• **Problem to solve**
All of the records below should be output exactly.

• **Material provided**
═══

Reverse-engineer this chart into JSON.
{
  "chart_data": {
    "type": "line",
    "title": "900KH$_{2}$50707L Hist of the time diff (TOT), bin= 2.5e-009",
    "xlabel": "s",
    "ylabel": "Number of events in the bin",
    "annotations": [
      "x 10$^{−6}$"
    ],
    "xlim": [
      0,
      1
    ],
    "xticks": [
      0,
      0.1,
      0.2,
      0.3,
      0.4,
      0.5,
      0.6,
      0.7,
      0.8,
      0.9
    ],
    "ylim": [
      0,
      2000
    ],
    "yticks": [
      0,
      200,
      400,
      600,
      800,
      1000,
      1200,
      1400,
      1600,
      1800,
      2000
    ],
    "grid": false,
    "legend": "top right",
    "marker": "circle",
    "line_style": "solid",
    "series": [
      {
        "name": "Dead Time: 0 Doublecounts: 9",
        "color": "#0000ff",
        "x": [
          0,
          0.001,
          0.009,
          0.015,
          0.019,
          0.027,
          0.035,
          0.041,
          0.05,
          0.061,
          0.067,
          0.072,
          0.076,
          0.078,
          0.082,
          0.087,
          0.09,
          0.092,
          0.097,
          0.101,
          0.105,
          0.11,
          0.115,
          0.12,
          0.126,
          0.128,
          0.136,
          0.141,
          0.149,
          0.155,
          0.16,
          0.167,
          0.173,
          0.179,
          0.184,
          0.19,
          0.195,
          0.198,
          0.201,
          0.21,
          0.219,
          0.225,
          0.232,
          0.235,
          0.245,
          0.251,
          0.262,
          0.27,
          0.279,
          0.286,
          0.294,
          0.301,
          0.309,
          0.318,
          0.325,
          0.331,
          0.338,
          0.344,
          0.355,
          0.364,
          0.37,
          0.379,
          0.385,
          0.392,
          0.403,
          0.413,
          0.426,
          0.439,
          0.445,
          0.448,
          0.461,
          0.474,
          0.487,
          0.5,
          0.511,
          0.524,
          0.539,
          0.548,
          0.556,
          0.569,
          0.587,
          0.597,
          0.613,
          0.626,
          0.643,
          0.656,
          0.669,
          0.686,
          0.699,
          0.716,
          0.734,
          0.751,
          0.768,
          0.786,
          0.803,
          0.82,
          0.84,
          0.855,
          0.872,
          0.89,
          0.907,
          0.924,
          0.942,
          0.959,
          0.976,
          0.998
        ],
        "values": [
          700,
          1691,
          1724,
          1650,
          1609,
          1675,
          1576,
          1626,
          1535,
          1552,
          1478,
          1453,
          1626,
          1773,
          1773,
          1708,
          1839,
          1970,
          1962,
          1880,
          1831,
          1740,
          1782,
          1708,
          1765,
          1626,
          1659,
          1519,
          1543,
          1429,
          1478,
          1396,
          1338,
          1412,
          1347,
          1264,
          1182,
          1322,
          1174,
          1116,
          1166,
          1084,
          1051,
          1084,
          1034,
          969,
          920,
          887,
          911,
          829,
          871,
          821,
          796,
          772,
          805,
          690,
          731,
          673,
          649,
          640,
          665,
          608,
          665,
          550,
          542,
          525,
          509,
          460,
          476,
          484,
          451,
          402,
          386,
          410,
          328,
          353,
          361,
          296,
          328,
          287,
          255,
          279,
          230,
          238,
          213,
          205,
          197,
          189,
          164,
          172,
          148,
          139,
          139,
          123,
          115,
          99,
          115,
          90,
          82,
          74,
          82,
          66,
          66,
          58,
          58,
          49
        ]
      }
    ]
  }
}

═══

• **Task solution**
Reverse-engineer this chart into JSON.
{
  "chart_data": {
    "type": "line",
    "title": "900KH$_{2}$50707L Hist of the time diff (TOT), bin= 2.5e-009",
    "xlabel": "s",
    "ylabel": "Number of events in the bin",
    "annotations": [
      "x 10$^{−6}$"
    ],
    "xlim": [
      0,
      1
    ],
    "xticks": [
      0,
      0.1,
      0.2,
      0.3,
      0.4,
      0.5,
      0.6,
      0.7,
      0.8,
      0.9
    ],
    "ylim": [
      0,
      2000
    ],
    "yticks": [
      0,
      200,
      400,
      600,
      800,
      1000,
      1200,
      1400,
      1600,
      1800,
      2000
    ],
    "grid": false,
    "legend": "top right",
    "marker": "circle",
    "line_style": "solid",
    "series": [
      {
        "name": "Dead Time: 0 Doublecounts: 9",
        "color": "#0000ff",
        "x": [
          0,
          0.001,
          0.009,
          0.015,
          0.019,
          0.027,
          0.035,
          0.041,
          0.05,
          0.061,
          0.067,
          0.072,
          0.076,
          0.078,
          0.082,
          0.087,
          0.09,
          0.092,
          0.097,
          0.101,
          0.105,
          0.11,
          0.115,
          0.12,
          0.126,
          0.128,
          0.136,
          0.141,
          0.149,
          0.155,
          0.16,
          0.167,
          0.173,
          0.179,
          0.184,
          0.19,
          0.195,
          0.198,
          0.201,
          0.21,
          0.219,
          0.225,
          0.232,
          0.235,
          0.245,
          0.251,
          0.262,
          0.27,
          0.279,
          0.286,
          0.294,
          0.301,
          0.309,
          0.318,
          0.325,
          0.331,
          0.338,
          0.344,
          0.355,
          0.364,
          0.37,
          0.379,
          0.385,
          0.392,
          0.403,
          0.413,
          0.426,
          0.439,
          0.445,
          0.448,
          0.461,
          0.474,
          0.487,
          0.5,
          0.511,
          0.524,
          0.539,
          0.548,
          0.556,
          0.569,
          0.587,
          0.597,
          0.613,
          0.626,
          0.643,
          0.656,
          0.669,
          0.686,
          0.699,
          0.716,
          0.734,
          0.751,
          0.768,
          0.786,
          0.803,
          0.82,
          0.84,
          0.855,
          0.872,
          0.89,
          0.907,
          0.924,
          0.942,
          0.959,
          0.976,
          0.998
        ],
        "values": [
          700,
          1691,
          1724,
          1650,
          1609,
          1675,
          1576,
          1626,
          1535,
          1552,
          1478,
          1453,
          1626,
          1773,
          1773,
          1708,
          1839,
          1970,
          1962,
          1880,
          1831,
          1740,
          1782,
          1708,
          1765,
          1626,
          1659,
          1519,
          1543,
          1429,
          1478,
          1396,
          1338,
          1412,
          1347,
          1264,
          1182,
          1322,
          1174,
          1116,
          1166,
          1084,
          1051,
          1084,
          1034,
          969,
          920,
          887,
          911,
          829,
          871,
          821,
          796,
          772,
          805,
          690,
          731,
          673,
          649,
          640,
          665,
          608,
          665,
          550,
          542,
          525,
          509,
          460,
          476,
          484,
          451,
          402,
          386,
          410,
          328,
          353,
          361,
          296,
          328,
          287,
          255,
          279,
          230,
          238,
          213,
          205,
          197,
          189,
          164,
          172,
          148,
          139,
          139,
          123,
          115,
          99,
          115,
          90,
          82,
          74,
          82,
          66,
          66,
          58,
          58,
          49
        ]
      }
    ]
  }
}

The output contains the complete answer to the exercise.